**STATED PROBLEM**. Quote the data below in full, please, without altering anything.

○ ○ ○ ○ ○

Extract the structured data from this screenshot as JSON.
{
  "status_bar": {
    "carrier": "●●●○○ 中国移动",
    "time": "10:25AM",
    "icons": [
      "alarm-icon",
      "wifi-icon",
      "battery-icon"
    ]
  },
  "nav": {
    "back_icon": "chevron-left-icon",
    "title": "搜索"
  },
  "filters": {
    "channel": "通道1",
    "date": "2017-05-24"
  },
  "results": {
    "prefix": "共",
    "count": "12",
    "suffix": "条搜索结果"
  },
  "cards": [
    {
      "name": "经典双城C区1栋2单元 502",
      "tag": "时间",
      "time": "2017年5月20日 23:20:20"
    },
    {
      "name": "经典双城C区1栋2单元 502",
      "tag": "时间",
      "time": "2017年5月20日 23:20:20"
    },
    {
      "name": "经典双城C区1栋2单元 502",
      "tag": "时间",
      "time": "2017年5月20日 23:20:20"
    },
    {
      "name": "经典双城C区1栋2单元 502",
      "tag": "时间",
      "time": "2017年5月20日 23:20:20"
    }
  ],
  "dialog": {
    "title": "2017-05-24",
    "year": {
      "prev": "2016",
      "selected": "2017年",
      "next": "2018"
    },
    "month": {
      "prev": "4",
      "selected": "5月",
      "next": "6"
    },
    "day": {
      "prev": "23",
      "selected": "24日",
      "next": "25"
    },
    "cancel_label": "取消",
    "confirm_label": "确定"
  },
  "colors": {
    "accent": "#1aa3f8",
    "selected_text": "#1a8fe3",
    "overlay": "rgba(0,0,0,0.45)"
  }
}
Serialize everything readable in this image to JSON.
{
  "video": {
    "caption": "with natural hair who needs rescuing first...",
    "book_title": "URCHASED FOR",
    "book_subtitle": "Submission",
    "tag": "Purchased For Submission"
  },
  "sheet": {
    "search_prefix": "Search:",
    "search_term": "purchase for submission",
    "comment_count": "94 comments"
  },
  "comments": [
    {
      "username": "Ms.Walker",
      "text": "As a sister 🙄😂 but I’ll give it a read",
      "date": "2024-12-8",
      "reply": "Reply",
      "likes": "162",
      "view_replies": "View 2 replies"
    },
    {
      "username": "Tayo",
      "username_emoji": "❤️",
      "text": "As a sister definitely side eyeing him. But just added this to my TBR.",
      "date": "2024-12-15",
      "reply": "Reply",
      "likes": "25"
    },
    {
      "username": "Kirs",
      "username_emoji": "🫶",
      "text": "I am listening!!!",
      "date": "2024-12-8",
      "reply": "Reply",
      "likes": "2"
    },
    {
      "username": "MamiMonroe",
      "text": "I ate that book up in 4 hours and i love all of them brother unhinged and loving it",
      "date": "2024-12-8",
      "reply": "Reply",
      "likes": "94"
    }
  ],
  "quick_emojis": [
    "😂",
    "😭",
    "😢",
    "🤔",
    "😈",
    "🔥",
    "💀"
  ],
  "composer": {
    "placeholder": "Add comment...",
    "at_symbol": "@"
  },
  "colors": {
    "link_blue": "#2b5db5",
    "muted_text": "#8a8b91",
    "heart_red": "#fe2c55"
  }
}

○ ○ ○ ○ ○

**RESPONSE**.
Extract the structured data from this screenshot as JSON.
{
  "status_bar": {
    "carrier": "●●●○○ 中国移动",
    "time": "10:25AM",
    "icons": [
      "alarm-icon",
      "wifi-icon",
      "battery-icon"
    ]
  },
  "nav": {
    "back_icon": "chevron-left-icon",
    "title": "搜索"
  },
  "filters": {
    "channel": "通道1",
    "date": "2017-05-24"
  },
  "results": {
    "prefix": "共",
    "count": "12",
    "suffix": "条搜索结果"
  },
  "cards": [
    {
      "name": "经典双城C区1栋2单元 502",
      "tag": "时间",
      "time": "2017年5月20日 23:20:20"
    },
    {
      "name": "经典双城C区1栋2单元 502",
      "tag": "时间",
      "time": "2017年5月20日 23:20:20"
    },
    {
      "name": "经典双城C区1栋2单元 502",
      "tag": "时间",
      "time": "2017年5月20日 23:20:20"
    },
    {
      "name": "经典双城C区1栋2单元 502",
      "tag": "时间",
      "time": "2017年5月20日 23:20:20"
    }
  ],
  "dialog": {
    "title": "2017-05-24",
    "year": {
      "prev": "2016",
      "selected": "2017年",
      "next": "2018"
    },
    "month": {
      "prev": "4",
      "selected": "5月",
      "next": "6"
    },
    "day": {
      "prev": "23",
      "selected": "24日",
      "next": "25"
    },
    "cancel_label": "取消",
    "confirm_label": "确定"
  },
  "colors": {
    "accent": "#1aa3f8",
    "selected_text": "#1a8fe3",
    "overlay": "rgba(0,0,0,0.45)"
  }
}
Serialize everything readable in this image to JSON.
{
  "video": {
    "caption": "with natural hair who needs rescuing first...",
    "book_title": "URCHASED FOR",
    "book_subtitle": "Submission",
    "tag": "Purchased For Submission"
  },
  "sheet": {
    "search_prefix": "Search:",
    "search_term": "purchase for submission",
    "comment_count": "94 comments"
  },
  "comments": [
    {
      "username": "Ms.Walker",
      "text": "As a sister 🙄😂 but I’ll give it a read",
      "date": "2024-12-8",
      "reply": "Reply",
      "likes": "162",
      "view_replies": "View 2 replies"
    },
    {
      "username": "Tayo",
      "username_emoji": "❤️",
      "text": "As a sister definitely side eyeing him. But just added this to my TBR.",
      "date": "2024-12-15",
      "reply": "Reply",
      "likes": "25"
    },
    {
      "username": "Kirs",
      "username_emoji": "🫶",
      "text": "I am listening!!!",
      "date": "2024-12-8",
      "reply": "Reply",
      "likes": "2"
    },
    {
      "username": "MamiMonroe",
      "text": "I ate that book up in 4 hours and i love all of them brother unhinged and loving it",
      "date": "2024-12-8",
      "reply": "Reply",
      "likes": "94"
    }
  ],
  "quick_emojis": [
    "😂",
    "😭",
    "😢",
    "🤔",
    "😈",
    "🔥",
    "💀"
  ],
  "composer": {
    "placeholder": "Add comment...",
    "at_symbol": "@"
  },
  "colors": {
    "link_blue": "#2b5db5",
    "muted_text": "#8a8b91",
    "heart_red": "#fe2c55"
  }
}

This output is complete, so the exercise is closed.